### What you are asked to do
Locate the word "JSON" in the material, then show every line that holds it.

### Records provided
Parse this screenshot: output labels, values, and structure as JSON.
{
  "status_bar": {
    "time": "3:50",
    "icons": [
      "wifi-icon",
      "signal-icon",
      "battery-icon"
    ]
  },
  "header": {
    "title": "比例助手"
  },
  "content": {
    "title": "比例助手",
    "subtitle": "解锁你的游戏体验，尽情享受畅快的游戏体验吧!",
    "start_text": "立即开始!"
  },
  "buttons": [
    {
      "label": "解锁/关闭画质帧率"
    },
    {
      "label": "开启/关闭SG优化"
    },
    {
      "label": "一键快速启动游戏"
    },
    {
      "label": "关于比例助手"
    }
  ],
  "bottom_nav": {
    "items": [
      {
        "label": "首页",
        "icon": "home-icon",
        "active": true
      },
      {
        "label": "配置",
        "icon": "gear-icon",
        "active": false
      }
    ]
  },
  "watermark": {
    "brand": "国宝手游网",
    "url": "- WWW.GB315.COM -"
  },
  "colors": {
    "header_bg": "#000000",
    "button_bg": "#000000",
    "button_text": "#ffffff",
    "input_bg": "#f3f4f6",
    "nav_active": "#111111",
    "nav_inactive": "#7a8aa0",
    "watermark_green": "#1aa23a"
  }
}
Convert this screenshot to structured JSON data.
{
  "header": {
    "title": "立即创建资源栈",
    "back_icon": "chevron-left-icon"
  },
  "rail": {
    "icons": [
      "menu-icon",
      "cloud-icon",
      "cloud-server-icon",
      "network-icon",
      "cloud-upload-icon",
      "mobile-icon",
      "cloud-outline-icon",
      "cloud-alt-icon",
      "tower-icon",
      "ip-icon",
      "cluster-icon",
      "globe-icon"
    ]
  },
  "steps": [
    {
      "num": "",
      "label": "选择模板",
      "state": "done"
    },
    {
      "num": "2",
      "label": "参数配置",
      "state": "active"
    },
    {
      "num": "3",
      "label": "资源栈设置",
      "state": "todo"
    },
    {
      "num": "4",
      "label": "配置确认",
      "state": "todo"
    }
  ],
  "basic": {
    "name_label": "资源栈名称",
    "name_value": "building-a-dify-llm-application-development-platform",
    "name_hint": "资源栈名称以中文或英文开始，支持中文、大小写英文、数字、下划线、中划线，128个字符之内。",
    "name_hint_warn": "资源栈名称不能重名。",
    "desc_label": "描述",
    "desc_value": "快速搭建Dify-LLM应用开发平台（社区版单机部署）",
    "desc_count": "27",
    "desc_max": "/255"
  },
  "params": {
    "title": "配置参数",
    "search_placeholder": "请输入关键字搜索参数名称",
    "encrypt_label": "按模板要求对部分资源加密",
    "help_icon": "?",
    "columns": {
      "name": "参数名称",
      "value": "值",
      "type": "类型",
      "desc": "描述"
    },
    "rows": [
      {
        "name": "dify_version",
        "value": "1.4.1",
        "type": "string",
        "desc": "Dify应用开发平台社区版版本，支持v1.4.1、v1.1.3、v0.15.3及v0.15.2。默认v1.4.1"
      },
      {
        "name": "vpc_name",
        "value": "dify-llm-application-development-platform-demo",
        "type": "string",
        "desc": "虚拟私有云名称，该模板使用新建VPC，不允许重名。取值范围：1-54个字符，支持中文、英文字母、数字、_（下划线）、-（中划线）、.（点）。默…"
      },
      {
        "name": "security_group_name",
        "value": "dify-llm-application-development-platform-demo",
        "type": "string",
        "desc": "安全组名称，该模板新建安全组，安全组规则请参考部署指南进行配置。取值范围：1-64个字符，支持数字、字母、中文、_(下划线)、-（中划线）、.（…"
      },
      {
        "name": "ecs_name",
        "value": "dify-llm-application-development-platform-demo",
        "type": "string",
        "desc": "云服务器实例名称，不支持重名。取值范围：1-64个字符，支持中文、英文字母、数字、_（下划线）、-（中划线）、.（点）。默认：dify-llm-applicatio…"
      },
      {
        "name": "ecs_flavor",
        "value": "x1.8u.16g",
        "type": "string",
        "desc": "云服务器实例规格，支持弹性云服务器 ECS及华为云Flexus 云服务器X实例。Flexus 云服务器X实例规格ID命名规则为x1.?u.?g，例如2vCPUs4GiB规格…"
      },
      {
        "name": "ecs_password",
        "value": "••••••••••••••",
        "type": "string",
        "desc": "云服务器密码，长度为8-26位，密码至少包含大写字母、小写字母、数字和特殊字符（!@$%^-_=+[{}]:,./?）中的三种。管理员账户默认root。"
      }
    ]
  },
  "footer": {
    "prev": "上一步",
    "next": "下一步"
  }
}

### Exercise answer
Parse this screenshot: output labels, values, and structure as JSON.
Convert this screenshot to structured JSON data.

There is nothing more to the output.